[[ DATASET RECORDS, beginning ]]
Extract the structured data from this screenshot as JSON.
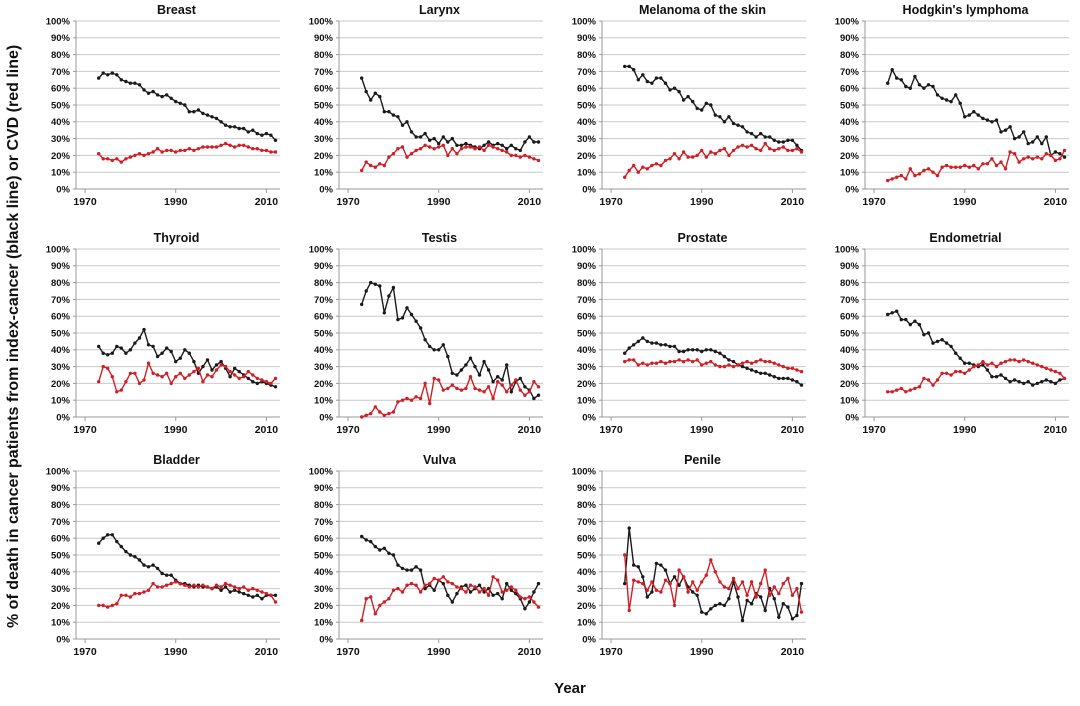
{
  "figure": {
    "ylabel": "% of death in cancer patients from index-cancer (black line) or CVD (red line)",
    "xlabel": "Year"
  },
  "legend": {
    "black_line": "index-cancer",
    "red_line": "CVD"
  },
  "colors": {
    "index_cancer": "#1a1a1a",
    "cvd": "#d21f26",
    "gridline": "#c9c9c9",
    "axis": "#9a9a9a",
    "tick_text": "#111111"
  },
  "axes": {
    "ylim": [
      0,
      100
    ],
    "y_tick_step": 10,
    "y_tick_suffix": "%",
    "xlim": [
      1968,
      2013
    ],
    "x_ticks": [
      1970,
      1990,
      2010
    ],
    "x_start_year": 1973,
    "x_step_years": 1,
    "grid": "horizontal"
  },
  "chart_data": [
    {
      "type": "line",
      "title": "Breast",
      "series": [
        {
          "name": "index-cancer (black line)",
          "color_key": "index_cancer",
          "values": [
            66,
            69,
            68,
            69,
            68,
            65,
            64,
            63,
            63,
            62,
            59,
            57,
            58,
            56,
            55,
            56,
            54,
            52,
            51,
            50,
            46,
            46,
            47,
            45,
            44,
            43,
            42,
            40,
            38,
            37,
            37,
            36,
            36,
            34,
            35,
            33,
            32,
            33,
            32,
            29
          ]
        },
        {
          "name": "CVD (red line)",
          "color_key": "cvd",
          "values": [
            21,
            18,
            18,
            17,
            18,
            16,
            18,
            19,
            20,
            21,
            20,
            21,
            22,
            24,
            22,
            23,
            23,
            22,
            23,
            23,
            24,
            23,
            24,
            25,
            25,
            25,
            25,
            26,
            27,
            26,
            25,
            26,
            26,
            25,
            24,
            24,
            23,
            23,
            22,
            22
          ]
        }
      ]
    },
    {
      "type": "line",
      "title": "Larynx",
      "series": [
        {
          "name": "index-cancer (black line)",
          "color_key": "index_cancer",
          "values": [
            66,
            58,
            53,
            57,
            55,
            46,
            46,
            44,
            43,
            38,
            40,
            34,
            31,
            31,
            33,
            29,
            30,
            27,
            31,
            28,
            30,
            26,
            26,
            27,
            26,
            25,
            24,
            26,
            28,
            26,
            27,
            26,
            24,
            26,
            24,
            23,
            28,
            31,
            28,
            28
          ]
        },
        {
          "name": "CVD (red line)",
          "color_key": "cvd",
          "values": [
            11,
            16,
            14,
            13,
            15,
            14,
            19,
            21,
            24,
            25,
            19,
            21,
            23,
            24,
            26,
            25,
            24,
            25,
            26,
            20,
            24,
            21,
            24,
            25,
            25,
            24,
            25,
            23,
            26,
            25,
            24,
            23,
            22,
            20,
            20,
            19,
            20,
            19,
            18,
            17
          ]
        }
      ]
    },
    {
      "type": "line",
      "title": "Melanoma of the skin",
      "series": [
        {
          "name": "index-cancer (black line)",
          "color_key": "index_cancer",
          "values": [
            73,
            73,
            71,
            65,
            68,
            64,
            63,
            66,
            66,
            63,
            59,
            60,
            58,
            53,
            55,
            52,
            48,
            47,
            51,
            50,
            44,
            43,
            40,
            43,
            39,
            38,
            37,
            34,
            33,
            31,
            33,
            31,
            31,
            29,
            28,
            28,
            29,
            29,
            26,
            23
          ]
        },
        {
          "name": "CVD (red line)",
          "color_key": "cvd",
          "values": [
            7,
            11,
            14,
            10,
            13,
            12,
            14,
            15,
            14,
            17,
            18,
            21,
            18,
            22,
            19,
            19,
            20,
            23,
            19,
            22,
            21,
            23,
            24,
            20,
            23,
            25,
            26,
            25,
            26,
            24,
            23,
            27,
            24,
            23,
            24,
            25,
            23,
            23,
            24,
            22
          ]
        }
      ]
    },
    {
      "type": "line",
      "title": "Hodgkin's lymphoma",
      "series": [
        {
          "name": "index-cancer (black line)",
          "color_key": "index_cancer",
          "values": [
            63,
            71,
            66,
            65,
            61,
            60,
            67,
            62,
            60,
            62,
            61,
            56,
            54,
            53,
            52,
            56,
            51,
            43,
            44,
            46,
            44,
            42,
            41,
            40,
            41,
            34,
            35,
            37,
            30,
            31,
            34,
            27,
            28,
            31,
            27,
            31,
            20,
            22,
            21,
            19
          ]
        },
        {
          "name": "CVD (red line)",
          "color_key": "cvd",
          "values": [
            5,
            6,
            7,
            8,
            6,
            12,
            8,
            9,
            11,
            12,
            10,
            8,
            13,
            14,
            13,
            13,
            13,
            14,
            13,
            14,
            12,
            15,
            15,
            18,
            14,
            16,
            12,
            22,
            21,
            16,
            18,
            19,
            18,
            19,
            18,
            21,
            20,
            17,
            18,
            23
          ]
        }
      ]
    },
    {
      "type": "line",
      "title": "Thyroid",
      "series": [
        {
          "name": "index-cancer (black line)",
          "color_key": "index_cancer",
          "values": [
            42,
            38,
            37,
            38,
            42,
            41,
            38,
            40,
            44,
            47,
            52,
            43,
            42,
            36,
            38,
            41,
            39,
            33,
            35,
            40,
            38,
            33,
            26,
            30,
            34,
            28,
            31,
            33,
            29,
            24,
            29,
            27,
            25,
            23,
            21,
            20,
            21,
            20,
            19,
            18
          ]
        },
        {
          "name": "CVD (red line)",
          "color_key": "cvd",
          "values": [
            21,
            30,
            29,
            24,
            15,
            16,
            21,
            26,
            26,
            20,
            22,
            32,
            26,
            25,
            24,
            26,
            20,
            24,
            26,
            23,
            25,
            27,
            29,
            21,
            25,
            24,
            28,
            31,
            30,
            27,
            25,
            23,
            24,
            27,
            25,
            23,
            22,
            21,
            20,
            23
          ]
        }
      ]
    },
    {
      "type": "line",
      "title": "Testis",
      "series": [
        {
          "name": "index-cancer (black line)",
          "color_key": "index_cancer",
          "values": [
            67,
            75,
            80,
            79,
            78,
            62,
            72,
            77,
            58,
            59,
            65,
            61,
            57,
            53,
            46,
            42,
            40,
            40,
            43,
            36,
            26,
            25,
            28,
            31,
            35,
            30,
            25,
            33,
            28,
            21,
            24,
            22,
            31,
            15,
            21,
            23,
            18,
            16,
            11,
            13
          ]
        },
        {
          "name": "CVD (red line)",
          "color_key": "cvd",
          "values": [
            0,
            1,
            2,
            6,
            3,
            1,
            2,
            3,
            9,
            10,
            11,
            10,
            12,
            11,
            20,
            8,
            23,
            22,
            16,
            17,
            19,
            17,
            16,
            17,
            24,
            17,
            16,
            15,
            18,
            11,
            21,
            19,
            15,
            19,
            22,
            16,
            13,
            15,
            21,
            18
          ]
        }
      ]
    },
    {
      "type": "line",
      "title": "Prostate",
      "series": [
        {
          "name": "index-cancer (black line)",
          "color_key": "index_cancer",
          "values": [
            38,
            41,
            43,
            45,
            47,
            45,
            44,
            44,
            43,
            43,
            42,
            42,
            39,
            39,
            40,
            40,
            40,
            39,
            40,
            40,
            39,
            38,
            36,
            34,
            33,
            31,
            30,
            29,
            28,
            27,
            26,
            26,
            25,
            24,
            23,
            23,
            23,
            22,
            21,
            19
          ]
        },
        {
          "name": "CVD (red line)",
          "color_key": "cvd",
          "values": [
            33,
            34,
            34,
            31,
            32,
            31,
            32,
            32,
            33,
            32,
            33,
            33,
            34,
            33,
            34,
            33,
            34,
            31,
            32,
            33,
            31,
            30,
            30,
            31,
            30,
            31,
            32,
            33,
            32,
            33,
            34,
            33,
            33,
            32,
            31,
            30,
            29,
            29,
            28,
            27
          ]
        }
      ]
    },
    {
      "type": "line",
      "title": "Endometrial",
      "series": [
        {
          "name": "index-cancer (black line)",
          "color_key": "index_cancer",
          "values": [
            61,
            62,
            63,
            58,
            58,
            55,
            57,
            55,
            49,
            50,
            44,
            45,
            46,
            44,
            42,
            38,
            35,
            32,
            32,
            31,
            30,
            31,
            28,
            24,
            24,
            25,
            23,
            21,
            22,
            21,
            20,
            21,
            19,
            20,
            21,
            22,
            21,
            20,
            22,
            23
          ]
        },
        {
          "name": "CVD (red line)",
          "color_key": "cvd",
          "values": [
            15,
            15,
            16,
            17,
            15,
            16,
            17,
            18,
            23,
            22,
            19,
            22,
            26,
            26,
            25,
            27,
            27,
            26,
            28,
            30,
            31,
            33,
            31,
            32,
            30,
            32,
            33,
            34,
            34,
            33,
            34,
            33,
            32,
            31,
            30,
            29,
            28,
            27,
            26,
            23
          ]
        }
      ]
    },
    {
      "type": "line",
      "title": "Bladder",
      "series": [
        {
          "name": "index-cancer (black line)",
          "color_key": "index_cancer",
          "values": [
            57,
            60,
            62,
            62,
            58,
            55,
            52,
            50,
            49,
            47,
            44,
            43,
            44,
            42,
            39,
            38,
            38,
            35,
            33,
            33,
            32,
            31,
            32,
            31,
            31,
            30,
            31,
            29,
            31,
            28,
            29,
            28,
            27,
            26,
            25,
            26,
            24,
            26,
            26,
            26
          ]
        },
        {
          "name": "CVD (red line)",
          "color_key": "cvd",
          "values": [
            20,
            20,
            19,
            20,
            21,
            26,
            26,
            25,
            27,
            27,
            28,
            29,
            33,
            31,
            31,
            32,
            33,
            34,
            33,
            32,
            31,
            32,
            31,
            32,
            31,
            30,
            32,
            31,
            33,
            32,
            31,
            30,
            31,
            29,
            30,
            29,
            28,
            27,
            26,
            22
          ]
        }
      ]
    },
    {
      "type": "line",
      "title": "Vulva",
      "series": [
        {
          "name": "index-cancer (black line)",
          "color_key": "index_cancer",
          "values": [
            61,
            59,
            58,
            55,
            53,
            54,
            51,
            50,
            44,
            42,
            41,
            41,
            43,
            41,
            30,
            32,
            29,
            35,
            33,
            26,
            22,
            27,
            31,
            32,
            28,
            30,
            32,
            28,
            30,
            26,
            27,
            24,
            33,
            29,
            27,
            24,
            18,
            22,
            28,
            33
          ]
        },
        {
          "name": "CVD (red line)",
          "color_key": "cvd",
          "values": [
            11,
            24,
            25,
            15,
            20,
            22,
            24,
            29,
            30,
            28,
            32,
            33,
            32,
            28,
            32,
            33,
            36,
            35,
            37,
            34,
            33,
            31,
            30,
            28,
            32,
            31,
            28,
            30,
            26,
            37,
            35,
            28,
            29,
            31,
            29,
            25,
            24,
            25,
            22,
            19
          ]
        }
      ]
    },
    {
      "type": "line",
      "title": "Penile",
      "series": [
        {
          "name": "index-cancer (black line)",
          "color_key": "index_cancer",
          "values": [
            33,
            66,
            44,
            43,
            37,
            25,
            28,
            45,
            44,
            41,
            33,
            37,
            32,
            37,
            31,
            28,
            26,
            16,
            15,
            18,
            20,
            21,
            20,
            24,
            34,
            25,
            11,
            23,
            21,
            27,
            25,
            17,
            30,
            24,
            13,
            21,
            19,
            12,
            14,
            33
          ]
        },
        {
          "name": "CVD (red line)",
          "color_key": "cvd",
          "values": [
            50,
            17,
            35,
            34,
            33,
            29,
            34,
            29,
            28,
            35,
            33,
            20,
            41,
            37,
            28,
            34,
            29,
            34,
            38,
            47,
            40,
            34,
            31,
            30,
            36,
            30,
            34,
            26,
            34,
            25,
            33,
            41,
            26,
            31,
            27,
            33,
            36,
            26,
            30,
            16
          ]
        }
      ]
    }
  ]
}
[[ DATASET RECORDS, end ]]
Go over the data and return every line that includes the word "from".

* **ANSWER SPACE**:
Extract the structured data from this screenshot as JSON.
    "ylabel": "% of death in cancer patients from index-cancer (black line) or CVD (red line)",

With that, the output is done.